Instructions to follow |
According to the html2text issue thread, under what license is the project released?

Alir3z4 / html2text

Convert HTML to Markdown-formatted text.
alir3z4.github.io/html2text/
GNU General Public License v3.0
1.79k stars 273 forks source link

when span and p cascded there will be multiple breaklines #290

Closed chen-xiao-dong closed 4 years ago

chen-xiao-dong commented 4 years ago
    h = html2text.HTML2Text()
    h.body_width = 0
    h.ignore_emphasis=True
    print(h.handle("<html>
<head>
<meta http-equiv="Content-Type" content="text/html; charset=utf-8">
</head>
<body lang="ES-TRAD" link="#0563C1" vlink="#954F72">
<div class="WordSection1">
<p class="MsoNormal"><span style="font-family:&quot;Arial&quot;,sans-serif; color:#1F497D">Hi Mayank,</span></p>
<p class="MsoNormal"><span style="font-family:&quot;Arial&quot;,sans-serif; color:#1F497D">&nbsp;</span></p>
<p class="MsoNormal"><span lang="EN-GB" style="font-family:&quot;Arial&quot;,sans-serif; color:#1F497D">May you share the Release Notes please?</span></p>"))
jdufresne commented 4 years ago

The extra newline is from the line:

<p class="MsoNormal"><span style="font-family:&quot;Arial&quot;,sans-serif; color:#1F497D">&nbsp;</span></p>

This looks to be working as expected to me.

Source information |

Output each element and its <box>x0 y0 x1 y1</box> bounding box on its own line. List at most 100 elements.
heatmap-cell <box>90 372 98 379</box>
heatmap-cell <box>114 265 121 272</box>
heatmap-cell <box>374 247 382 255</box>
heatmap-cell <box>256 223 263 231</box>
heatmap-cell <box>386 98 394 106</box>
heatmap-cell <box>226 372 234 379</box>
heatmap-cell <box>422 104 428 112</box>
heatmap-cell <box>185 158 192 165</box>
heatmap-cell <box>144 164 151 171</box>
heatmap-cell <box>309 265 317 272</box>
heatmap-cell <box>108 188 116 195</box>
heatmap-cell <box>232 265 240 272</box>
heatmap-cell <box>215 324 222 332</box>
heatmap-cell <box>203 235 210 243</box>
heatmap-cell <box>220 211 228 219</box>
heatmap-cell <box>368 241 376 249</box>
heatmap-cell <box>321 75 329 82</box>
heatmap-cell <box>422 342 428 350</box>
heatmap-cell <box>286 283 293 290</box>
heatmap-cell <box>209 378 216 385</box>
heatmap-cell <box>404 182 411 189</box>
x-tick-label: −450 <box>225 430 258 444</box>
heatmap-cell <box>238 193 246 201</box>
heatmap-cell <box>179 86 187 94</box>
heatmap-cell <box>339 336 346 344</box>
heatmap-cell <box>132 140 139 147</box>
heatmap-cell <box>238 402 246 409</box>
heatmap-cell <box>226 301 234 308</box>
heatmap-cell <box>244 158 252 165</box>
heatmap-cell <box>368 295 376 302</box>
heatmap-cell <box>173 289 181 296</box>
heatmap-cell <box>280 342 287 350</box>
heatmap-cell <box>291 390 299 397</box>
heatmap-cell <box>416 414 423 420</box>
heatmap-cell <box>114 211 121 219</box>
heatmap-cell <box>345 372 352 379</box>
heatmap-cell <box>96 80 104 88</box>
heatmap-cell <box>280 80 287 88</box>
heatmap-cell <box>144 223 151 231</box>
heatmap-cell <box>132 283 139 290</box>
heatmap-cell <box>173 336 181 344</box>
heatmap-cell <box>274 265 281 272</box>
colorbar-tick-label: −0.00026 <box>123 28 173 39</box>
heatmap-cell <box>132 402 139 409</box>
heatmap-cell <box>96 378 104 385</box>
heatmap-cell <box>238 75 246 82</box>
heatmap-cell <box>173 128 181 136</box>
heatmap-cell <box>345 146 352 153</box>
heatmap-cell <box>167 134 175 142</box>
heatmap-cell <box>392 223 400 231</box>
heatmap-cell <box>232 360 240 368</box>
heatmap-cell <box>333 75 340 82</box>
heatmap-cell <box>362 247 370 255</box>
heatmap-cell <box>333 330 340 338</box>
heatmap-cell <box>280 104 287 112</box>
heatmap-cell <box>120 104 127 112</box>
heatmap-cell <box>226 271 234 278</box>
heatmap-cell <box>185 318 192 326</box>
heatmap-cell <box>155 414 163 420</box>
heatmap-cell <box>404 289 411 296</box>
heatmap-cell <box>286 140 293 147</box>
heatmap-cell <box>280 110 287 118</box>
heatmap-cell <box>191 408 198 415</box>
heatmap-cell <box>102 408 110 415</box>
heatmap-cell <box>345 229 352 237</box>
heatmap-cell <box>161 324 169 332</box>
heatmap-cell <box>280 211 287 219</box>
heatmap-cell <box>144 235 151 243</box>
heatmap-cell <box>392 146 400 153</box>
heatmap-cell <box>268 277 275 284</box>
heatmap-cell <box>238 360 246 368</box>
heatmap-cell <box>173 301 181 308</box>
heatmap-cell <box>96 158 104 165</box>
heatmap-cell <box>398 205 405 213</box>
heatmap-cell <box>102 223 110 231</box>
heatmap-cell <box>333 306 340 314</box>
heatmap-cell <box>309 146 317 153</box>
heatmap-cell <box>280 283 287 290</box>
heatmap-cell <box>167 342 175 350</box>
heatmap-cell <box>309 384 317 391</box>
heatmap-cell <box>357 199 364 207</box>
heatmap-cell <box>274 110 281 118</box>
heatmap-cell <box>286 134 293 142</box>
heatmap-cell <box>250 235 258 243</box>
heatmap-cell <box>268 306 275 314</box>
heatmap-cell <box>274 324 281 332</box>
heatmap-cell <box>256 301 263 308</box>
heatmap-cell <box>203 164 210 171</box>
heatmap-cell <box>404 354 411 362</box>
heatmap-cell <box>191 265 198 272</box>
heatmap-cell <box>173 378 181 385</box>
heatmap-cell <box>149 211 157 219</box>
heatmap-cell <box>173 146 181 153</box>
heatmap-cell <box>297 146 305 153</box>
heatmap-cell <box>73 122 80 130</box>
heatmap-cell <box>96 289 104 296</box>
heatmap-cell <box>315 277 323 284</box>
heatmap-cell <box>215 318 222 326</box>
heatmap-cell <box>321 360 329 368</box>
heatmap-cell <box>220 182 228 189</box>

Answer box |
GNU General Public License v3.0